Directions for this task: Sort through the entries below and pull out lines containing the word "Pythia".
[BEGIN Source material]
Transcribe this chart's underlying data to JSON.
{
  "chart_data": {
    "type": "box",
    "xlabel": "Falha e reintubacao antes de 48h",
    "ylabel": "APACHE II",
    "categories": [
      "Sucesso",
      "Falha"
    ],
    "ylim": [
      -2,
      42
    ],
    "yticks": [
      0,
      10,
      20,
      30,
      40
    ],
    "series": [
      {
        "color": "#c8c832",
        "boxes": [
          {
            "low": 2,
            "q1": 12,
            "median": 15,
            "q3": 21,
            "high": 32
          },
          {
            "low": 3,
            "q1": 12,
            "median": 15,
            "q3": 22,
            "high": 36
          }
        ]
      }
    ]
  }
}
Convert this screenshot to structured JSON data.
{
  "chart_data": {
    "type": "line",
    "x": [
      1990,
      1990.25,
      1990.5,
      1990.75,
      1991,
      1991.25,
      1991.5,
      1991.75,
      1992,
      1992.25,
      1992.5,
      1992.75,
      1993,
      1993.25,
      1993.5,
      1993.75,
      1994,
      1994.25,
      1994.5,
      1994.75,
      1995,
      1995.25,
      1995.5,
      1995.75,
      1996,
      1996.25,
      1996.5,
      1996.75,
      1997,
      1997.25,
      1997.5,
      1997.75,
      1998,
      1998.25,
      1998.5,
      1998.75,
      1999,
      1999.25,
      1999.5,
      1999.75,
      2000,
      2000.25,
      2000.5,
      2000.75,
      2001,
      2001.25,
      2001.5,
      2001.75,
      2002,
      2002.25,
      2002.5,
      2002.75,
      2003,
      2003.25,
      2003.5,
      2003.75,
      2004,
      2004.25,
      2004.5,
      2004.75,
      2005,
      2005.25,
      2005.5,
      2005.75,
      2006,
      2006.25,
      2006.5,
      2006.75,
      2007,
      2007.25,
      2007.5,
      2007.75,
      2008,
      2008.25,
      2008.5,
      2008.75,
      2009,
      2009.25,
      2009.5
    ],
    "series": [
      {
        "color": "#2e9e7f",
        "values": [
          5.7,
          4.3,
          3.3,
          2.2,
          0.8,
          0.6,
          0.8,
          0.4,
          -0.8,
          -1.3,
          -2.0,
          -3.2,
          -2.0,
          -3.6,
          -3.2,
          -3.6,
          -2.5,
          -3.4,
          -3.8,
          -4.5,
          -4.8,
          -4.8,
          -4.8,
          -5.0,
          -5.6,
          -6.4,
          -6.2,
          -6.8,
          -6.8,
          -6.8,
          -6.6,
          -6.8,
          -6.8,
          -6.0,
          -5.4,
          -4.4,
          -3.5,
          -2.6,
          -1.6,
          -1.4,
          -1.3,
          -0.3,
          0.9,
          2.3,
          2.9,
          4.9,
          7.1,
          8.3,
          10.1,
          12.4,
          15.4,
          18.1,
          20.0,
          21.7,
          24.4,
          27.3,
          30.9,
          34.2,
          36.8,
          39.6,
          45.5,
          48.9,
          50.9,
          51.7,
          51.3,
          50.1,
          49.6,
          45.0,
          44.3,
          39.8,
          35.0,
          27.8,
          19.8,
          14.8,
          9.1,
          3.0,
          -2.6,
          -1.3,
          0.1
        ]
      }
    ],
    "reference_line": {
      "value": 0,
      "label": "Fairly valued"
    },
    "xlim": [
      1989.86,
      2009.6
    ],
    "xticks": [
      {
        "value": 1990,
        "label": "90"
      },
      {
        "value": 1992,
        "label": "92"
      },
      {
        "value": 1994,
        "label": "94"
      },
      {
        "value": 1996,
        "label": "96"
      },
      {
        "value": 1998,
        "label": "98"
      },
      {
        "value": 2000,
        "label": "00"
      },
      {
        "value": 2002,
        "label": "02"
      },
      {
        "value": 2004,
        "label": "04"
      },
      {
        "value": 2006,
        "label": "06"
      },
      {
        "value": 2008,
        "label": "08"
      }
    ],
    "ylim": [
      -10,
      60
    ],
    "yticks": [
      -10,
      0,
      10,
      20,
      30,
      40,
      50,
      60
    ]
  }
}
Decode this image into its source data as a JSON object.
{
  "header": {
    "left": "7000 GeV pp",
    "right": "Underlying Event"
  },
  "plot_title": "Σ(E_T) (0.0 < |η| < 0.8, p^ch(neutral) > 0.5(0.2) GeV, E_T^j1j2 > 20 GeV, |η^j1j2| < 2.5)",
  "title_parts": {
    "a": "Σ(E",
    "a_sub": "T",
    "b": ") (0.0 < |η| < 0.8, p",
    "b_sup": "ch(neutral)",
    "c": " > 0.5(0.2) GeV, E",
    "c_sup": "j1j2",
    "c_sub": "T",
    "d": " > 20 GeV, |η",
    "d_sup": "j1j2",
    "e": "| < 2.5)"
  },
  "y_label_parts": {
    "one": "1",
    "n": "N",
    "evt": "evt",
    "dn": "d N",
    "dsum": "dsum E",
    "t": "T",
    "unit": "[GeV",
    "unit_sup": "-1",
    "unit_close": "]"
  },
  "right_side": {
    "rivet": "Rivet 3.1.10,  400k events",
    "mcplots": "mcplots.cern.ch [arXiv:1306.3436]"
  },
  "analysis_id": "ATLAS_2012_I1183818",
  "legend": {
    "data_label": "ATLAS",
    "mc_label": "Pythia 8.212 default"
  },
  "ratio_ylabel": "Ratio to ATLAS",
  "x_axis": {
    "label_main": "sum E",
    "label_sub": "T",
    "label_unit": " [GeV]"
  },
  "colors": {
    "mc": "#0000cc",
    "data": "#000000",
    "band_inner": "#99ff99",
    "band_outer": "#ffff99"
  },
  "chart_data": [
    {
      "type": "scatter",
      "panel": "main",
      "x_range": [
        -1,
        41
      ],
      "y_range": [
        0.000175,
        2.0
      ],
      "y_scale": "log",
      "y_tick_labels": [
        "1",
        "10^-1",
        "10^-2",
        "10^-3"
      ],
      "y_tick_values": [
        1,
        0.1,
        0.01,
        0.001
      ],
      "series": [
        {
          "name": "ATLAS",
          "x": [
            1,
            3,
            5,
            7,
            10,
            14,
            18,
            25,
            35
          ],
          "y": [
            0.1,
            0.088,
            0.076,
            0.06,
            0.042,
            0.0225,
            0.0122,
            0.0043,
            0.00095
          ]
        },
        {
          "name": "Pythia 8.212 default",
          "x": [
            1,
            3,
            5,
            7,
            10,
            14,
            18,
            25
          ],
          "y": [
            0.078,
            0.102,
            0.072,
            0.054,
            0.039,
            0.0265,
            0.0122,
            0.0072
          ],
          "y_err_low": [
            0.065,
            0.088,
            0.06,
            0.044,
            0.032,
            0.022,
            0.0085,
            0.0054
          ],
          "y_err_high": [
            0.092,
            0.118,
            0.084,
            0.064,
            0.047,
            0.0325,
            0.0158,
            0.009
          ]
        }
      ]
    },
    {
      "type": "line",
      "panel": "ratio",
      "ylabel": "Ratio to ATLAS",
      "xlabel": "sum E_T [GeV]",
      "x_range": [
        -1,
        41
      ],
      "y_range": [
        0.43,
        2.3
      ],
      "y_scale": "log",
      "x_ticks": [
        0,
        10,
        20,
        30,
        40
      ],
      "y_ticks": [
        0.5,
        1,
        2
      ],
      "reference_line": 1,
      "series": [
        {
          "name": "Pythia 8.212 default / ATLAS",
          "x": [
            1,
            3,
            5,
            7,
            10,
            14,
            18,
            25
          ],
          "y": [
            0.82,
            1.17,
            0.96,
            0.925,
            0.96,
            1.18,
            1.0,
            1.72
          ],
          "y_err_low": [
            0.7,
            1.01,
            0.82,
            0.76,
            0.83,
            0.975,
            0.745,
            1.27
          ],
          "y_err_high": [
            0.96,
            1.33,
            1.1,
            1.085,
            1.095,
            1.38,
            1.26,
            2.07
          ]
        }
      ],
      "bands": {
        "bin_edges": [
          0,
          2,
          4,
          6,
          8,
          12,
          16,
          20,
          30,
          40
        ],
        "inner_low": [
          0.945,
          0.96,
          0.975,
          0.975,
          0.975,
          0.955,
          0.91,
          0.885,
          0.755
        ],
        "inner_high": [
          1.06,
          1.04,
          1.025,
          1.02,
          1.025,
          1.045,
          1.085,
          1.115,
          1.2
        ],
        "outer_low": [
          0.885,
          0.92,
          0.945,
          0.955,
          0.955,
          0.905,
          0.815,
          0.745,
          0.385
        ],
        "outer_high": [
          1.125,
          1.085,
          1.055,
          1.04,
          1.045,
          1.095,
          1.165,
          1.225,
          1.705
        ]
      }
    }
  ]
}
[END Source material]
Right answer:
    "mc_label": "Pythia 8.212 default"
          "name": "Pythia 8.212 default",
          "name": "Pythia 8.212 default / ATLAS",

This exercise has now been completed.